-- Job --
Present the rows from the beginning through the row holding "paragraph-2 bbox=[145, 275, 1065, 567]", inclusive, as a numbered list, with any blank lines left out.
>> start Data supplied
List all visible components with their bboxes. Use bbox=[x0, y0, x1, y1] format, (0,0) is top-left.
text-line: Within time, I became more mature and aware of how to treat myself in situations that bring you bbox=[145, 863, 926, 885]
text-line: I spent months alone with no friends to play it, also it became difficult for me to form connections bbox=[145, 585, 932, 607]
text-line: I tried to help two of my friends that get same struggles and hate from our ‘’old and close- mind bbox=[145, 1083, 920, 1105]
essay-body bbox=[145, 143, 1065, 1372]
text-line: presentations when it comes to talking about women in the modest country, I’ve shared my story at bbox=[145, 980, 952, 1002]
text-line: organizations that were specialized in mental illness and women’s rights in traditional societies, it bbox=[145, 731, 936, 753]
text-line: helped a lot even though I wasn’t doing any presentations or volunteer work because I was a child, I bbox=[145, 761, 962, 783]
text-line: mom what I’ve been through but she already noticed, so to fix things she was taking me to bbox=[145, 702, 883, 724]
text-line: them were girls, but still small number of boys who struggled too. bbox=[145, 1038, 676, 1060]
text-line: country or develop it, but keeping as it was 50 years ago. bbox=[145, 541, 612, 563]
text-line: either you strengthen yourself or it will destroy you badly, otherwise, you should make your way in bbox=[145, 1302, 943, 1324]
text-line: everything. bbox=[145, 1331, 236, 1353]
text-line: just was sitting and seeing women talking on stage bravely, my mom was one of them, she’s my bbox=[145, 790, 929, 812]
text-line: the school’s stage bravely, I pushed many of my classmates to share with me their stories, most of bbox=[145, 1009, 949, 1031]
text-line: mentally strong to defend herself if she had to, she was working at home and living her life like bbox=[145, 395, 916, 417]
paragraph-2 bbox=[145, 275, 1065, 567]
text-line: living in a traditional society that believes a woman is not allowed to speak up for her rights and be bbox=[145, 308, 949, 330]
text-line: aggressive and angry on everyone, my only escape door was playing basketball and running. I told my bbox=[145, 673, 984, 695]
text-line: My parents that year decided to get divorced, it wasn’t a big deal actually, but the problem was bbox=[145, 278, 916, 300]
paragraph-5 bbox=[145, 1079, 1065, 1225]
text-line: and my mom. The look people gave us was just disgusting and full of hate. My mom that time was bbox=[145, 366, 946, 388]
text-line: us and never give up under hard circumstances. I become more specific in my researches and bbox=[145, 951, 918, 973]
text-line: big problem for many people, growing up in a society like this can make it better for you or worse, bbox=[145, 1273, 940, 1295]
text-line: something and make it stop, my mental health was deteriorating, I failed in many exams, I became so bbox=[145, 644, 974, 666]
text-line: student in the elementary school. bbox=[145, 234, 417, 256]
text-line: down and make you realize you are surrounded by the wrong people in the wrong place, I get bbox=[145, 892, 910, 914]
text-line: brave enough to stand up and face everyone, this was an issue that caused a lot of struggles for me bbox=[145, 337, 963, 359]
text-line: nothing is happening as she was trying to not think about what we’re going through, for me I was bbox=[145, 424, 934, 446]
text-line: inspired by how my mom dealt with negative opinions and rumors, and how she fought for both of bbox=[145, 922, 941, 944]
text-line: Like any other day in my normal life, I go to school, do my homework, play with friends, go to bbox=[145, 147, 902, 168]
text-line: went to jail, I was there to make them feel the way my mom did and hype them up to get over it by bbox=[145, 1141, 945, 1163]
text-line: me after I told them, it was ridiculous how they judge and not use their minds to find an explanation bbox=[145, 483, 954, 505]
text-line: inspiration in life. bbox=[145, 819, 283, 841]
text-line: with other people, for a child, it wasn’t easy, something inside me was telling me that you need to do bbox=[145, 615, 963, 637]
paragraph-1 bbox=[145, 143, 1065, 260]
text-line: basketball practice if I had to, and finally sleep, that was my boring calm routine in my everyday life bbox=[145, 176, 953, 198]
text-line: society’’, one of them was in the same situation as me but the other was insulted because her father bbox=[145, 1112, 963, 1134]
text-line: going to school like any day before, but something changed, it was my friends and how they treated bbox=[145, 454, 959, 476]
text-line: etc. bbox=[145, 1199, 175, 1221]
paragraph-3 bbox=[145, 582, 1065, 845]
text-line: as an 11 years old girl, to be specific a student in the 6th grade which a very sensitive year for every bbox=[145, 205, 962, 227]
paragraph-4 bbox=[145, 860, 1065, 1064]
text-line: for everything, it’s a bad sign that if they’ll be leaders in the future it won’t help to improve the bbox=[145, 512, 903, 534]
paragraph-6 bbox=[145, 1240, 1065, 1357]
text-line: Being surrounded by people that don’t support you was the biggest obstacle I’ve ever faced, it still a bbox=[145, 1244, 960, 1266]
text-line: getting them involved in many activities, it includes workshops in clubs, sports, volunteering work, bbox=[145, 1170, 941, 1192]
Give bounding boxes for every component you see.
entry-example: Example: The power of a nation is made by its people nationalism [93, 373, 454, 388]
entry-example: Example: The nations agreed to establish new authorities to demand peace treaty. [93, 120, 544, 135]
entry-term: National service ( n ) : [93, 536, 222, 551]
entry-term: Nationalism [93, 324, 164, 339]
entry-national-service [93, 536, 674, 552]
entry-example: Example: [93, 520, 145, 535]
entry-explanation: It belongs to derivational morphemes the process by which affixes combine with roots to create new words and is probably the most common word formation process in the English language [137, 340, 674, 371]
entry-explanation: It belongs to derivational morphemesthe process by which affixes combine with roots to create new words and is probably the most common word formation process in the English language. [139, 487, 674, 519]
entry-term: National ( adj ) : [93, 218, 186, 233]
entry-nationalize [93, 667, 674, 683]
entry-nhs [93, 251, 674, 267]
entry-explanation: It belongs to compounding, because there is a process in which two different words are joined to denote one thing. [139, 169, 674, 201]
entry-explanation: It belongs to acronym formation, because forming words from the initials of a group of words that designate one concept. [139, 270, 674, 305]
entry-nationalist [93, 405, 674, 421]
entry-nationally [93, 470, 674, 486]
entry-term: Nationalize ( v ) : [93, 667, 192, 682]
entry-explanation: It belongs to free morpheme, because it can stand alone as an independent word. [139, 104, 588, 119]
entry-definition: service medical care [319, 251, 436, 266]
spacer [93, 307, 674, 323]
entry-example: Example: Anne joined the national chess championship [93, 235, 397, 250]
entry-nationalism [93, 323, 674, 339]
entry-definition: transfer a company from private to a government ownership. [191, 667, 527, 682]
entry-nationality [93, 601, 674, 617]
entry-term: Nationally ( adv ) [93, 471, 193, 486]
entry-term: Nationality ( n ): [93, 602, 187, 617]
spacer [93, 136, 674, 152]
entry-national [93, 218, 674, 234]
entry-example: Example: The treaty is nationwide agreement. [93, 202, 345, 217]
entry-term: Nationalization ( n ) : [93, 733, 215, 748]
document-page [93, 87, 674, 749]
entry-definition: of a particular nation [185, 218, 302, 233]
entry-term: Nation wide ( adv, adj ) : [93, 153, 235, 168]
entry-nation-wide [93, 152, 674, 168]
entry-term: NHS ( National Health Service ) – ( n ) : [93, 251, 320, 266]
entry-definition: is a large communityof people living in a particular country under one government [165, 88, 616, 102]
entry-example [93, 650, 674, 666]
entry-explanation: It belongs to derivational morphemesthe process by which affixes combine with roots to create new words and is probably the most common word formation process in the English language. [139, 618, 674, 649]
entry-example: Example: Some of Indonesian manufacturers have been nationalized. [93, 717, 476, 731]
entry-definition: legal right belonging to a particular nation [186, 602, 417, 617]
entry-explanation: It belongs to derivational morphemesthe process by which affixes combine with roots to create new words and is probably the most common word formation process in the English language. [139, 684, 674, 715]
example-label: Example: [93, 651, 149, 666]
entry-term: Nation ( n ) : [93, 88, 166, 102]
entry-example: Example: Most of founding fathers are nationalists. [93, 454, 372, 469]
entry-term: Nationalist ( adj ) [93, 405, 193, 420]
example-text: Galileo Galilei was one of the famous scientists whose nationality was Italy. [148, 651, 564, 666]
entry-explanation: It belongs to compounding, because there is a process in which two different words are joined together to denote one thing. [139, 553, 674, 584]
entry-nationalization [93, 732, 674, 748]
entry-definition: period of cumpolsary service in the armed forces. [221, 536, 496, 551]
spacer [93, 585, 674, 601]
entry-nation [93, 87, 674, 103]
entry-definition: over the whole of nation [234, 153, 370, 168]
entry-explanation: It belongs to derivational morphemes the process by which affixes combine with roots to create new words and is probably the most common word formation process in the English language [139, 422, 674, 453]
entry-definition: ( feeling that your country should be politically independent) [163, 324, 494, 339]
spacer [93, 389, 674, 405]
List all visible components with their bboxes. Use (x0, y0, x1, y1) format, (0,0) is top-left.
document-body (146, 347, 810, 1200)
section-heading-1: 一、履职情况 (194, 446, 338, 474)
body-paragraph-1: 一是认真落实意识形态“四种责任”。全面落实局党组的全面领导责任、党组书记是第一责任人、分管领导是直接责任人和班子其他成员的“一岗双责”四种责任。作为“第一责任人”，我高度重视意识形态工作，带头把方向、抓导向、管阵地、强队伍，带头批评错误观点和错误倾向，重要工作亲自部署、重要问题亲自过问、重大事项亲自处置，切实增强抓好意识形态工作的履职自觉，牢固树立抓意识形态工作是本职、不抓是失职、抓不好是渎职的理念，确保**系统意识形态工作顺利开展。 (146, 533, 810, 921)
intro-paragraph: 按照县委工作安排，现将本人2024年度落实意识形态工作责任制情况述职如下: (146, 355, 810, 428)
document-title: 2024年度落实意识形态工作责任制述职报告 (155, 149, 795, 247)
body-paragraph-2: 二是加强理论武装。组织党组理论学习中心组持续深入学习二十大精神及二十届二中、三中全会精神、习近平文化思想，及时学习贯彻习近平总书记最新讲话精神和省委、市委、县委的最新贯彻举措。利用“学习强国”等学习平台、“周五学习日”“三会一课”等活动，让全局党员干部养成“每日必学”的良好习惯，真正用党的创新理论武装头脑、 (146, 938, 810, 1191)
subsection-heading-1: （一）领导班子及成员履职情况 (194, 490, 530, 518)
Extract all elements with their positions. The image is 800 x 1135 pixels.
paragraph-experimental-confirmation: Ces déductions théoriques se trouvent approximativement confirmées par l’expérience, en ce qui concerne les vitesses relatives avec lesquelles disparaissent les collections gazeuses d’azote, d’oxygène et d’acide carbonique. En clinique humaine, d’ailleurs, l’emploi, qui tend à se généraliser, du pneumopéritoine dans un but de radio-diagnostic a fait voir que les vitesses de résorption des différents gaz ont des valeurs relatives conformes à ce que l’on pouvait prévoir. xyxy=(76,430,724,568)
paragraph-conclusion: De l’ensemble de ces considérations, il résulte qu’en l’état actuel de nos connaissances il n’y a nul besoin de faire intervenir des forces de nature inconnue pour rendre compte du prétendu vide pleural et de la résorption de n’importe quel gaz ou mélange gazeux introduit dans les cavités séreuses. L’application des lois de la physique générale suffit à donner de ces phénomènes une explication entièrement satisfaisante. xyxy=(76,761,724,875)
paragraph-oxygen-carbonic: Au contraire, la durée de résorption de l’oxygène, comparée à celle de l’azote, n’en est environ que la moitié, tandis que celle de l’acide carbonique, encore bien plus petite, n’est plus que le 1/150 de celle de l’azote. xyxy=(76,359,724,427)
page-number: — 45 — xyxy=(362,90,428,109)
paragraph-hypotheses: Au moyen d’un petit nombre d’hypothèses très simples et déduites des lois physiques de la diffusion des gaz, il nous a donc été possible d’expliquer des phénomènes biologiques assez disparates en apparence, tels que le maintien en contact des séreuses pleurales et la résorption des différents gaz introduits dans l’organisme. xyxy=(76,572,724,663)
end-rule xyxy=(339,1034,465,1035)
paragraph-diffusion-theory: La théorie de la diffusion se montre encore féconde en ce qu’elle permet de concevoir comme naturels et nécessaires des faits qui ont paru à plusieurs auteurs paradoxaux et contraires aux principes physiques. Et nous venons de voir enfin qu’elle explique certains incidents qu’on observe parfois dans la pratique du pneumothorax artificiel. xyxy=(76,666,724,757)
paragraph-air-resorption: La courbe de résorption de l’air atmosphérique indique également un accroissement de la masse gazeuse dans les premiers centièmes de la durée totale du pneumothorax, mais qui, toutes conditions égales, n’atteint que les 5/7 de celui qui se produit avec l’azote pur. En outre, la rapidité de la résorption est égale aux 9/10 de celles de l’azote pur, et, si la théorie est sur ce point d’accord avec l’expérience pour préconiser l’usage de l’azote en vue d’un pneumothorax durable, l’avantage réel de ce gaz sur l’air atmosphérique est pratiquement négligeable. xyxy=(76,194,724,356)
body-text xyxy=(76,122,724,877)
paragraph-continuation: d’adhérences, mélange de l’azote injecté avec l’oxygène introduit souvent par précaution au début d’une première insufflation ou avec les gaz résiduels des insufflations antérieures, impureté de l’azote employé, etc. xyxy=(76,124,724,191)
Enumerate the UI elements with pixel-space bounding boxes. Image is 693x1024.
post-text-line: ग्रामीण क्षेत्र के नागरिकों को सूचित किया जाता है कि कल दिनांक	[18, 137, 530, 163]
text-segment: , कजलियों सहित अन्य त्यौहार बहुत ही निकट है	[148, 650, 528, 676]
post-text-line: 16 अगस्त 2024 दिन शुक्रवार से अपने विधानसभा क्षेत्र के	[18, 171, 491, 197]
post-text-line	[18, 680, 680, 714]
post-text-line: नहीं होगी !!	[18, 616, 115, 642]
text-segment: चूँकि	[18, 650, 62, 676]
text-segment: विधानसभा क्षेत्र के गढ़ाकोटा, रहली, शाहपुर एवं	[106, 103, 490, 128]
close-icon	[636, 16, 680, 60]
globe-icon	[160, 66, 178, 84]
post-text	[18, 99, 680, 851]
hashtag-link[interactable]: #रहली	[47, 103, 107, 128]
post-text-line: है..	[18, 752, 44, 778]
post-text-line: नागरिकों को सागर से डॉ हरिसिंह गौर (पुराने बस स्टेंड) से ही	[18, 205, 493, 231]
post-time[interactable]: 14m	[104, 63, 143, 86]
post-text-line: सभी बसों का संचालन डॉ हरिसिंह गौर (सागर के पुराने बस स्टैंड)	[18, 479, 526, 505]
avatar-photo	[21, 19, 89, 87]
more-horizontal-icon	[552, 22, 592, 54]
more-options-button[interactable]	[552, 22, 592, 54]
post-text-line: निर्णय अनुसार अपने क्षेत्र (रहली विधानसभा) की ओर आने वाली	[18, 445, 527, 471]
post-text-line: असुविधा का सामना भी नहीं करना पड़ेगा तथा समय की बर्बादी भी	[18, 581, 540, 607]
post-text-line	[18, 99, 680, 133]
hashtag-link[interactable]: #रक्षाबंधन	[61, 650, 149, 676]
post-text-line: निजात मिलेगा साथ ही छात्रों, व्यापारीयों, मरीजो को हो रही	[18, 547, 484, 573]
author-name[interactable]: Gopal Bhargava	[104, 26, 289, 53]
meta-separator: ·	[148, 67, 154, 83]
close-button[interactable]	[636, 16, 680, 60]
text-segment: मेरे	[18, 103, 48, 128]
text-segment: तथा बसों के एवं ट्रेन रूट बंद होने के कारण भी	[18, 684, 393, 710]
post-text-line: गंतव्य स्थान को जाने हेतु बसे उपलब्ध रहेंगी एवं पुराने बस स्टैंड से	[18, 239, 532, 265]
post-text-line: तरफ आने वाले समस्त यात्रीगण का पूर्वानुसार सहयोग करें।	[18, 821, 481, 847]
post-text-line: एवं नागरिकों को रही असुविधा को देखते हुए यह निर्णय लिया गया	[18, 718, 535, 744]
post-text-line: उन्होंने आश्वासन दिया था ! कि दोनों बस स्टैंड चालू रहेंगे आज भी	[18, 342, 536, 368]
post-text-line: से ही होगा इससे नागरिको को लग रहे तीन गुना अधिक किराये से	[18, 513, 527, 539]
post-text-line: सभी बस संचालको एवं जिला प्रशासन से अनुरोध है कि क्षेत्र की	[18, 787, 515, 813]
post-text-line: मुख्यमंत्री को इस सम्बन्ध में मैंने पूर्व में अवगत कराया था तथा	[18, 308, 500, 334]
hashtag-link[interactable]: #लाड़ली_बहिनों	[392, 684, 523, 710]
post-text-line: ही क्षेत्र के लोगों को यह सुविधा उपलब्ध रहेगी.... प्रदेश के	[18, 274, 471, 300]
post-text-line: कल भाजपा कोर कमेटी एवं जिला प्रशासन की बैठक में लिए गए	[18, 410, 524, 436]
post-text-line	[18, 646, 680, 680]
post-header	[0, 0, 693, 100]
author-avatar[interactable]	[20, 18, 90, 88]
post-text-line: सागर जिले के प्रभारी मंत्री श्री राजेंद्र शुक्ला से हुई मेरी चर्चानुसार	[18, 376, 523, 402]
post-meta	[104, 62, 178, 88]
>> end Data supplied
-- Result of the exercise --
1. List all visible components with their bboxes. Use bbox=[x0, y0, x1, y1] format, (0,0) is top-left.
2. text-line: Within time, I became more mature and aware of how to treat myself in situations that bring you bbox=[145, 863, 926, 885]
3. text-line: I spent months alone with no friends to play it, also it became difficult for me to form connections bbox=[145, 585, 932, 607]
4. text-line: I tried to help two of my friends that get same struggles and hate from our ‘’old and close- mind bbox=[145, 1083, 920, 1105]
5. essay-body bbox=[145, 143, 1065, 1372]
6. text-line: presentations when it comes to talking about women in the modest country, I’ve shared my story at bbox=[145, 980, 952, 1002]
7. text-line: organizations that were specialized in mental illness and women’s rights in traditional societies, it bbox=[145, 731, 936, 753]
8. text-line: helped a lot even though I wasn’t doing any presentations or volunteer work because I was a child, I bbox=[145, 761, 962, 783]
9. text-line: mom what I’ve been through but she already noticed, so to fix things she was taking me to bbox=[145, 702, 883, 724]
10. text-line: them were girls, but still small number of boys who struggled too. bbox=[145, 1038, 676, 1060]
11. text-line: country or develop it, but keeping as it was 50 years ago. bbox=[145, 541, 612, 563]
12. text-line: either you strengthen yourself or it will destroy you badly, otherwise, you should make your way in bbox=[145, 1302, 943, 1324]
13. text-line: everything. bbox=[145, 1331, 236, 1353]
14. text-line: just was sitting and seeing women talking on stage bravely, my mom was one of them, she’s my bbox=[145, 790, 929, 812]
15. text-line: the school’s stage bravely, I pushed many of my classmates to share with me their stories, most of bbox=[145, 1009, 949, 1031]
16. text-line: mentally strong to defend herself if she had to, she was working at home and living her life like bbox=[145, 395, 916, 417]
17. paragraph-2 bbox=[145, 275, 1065, 567]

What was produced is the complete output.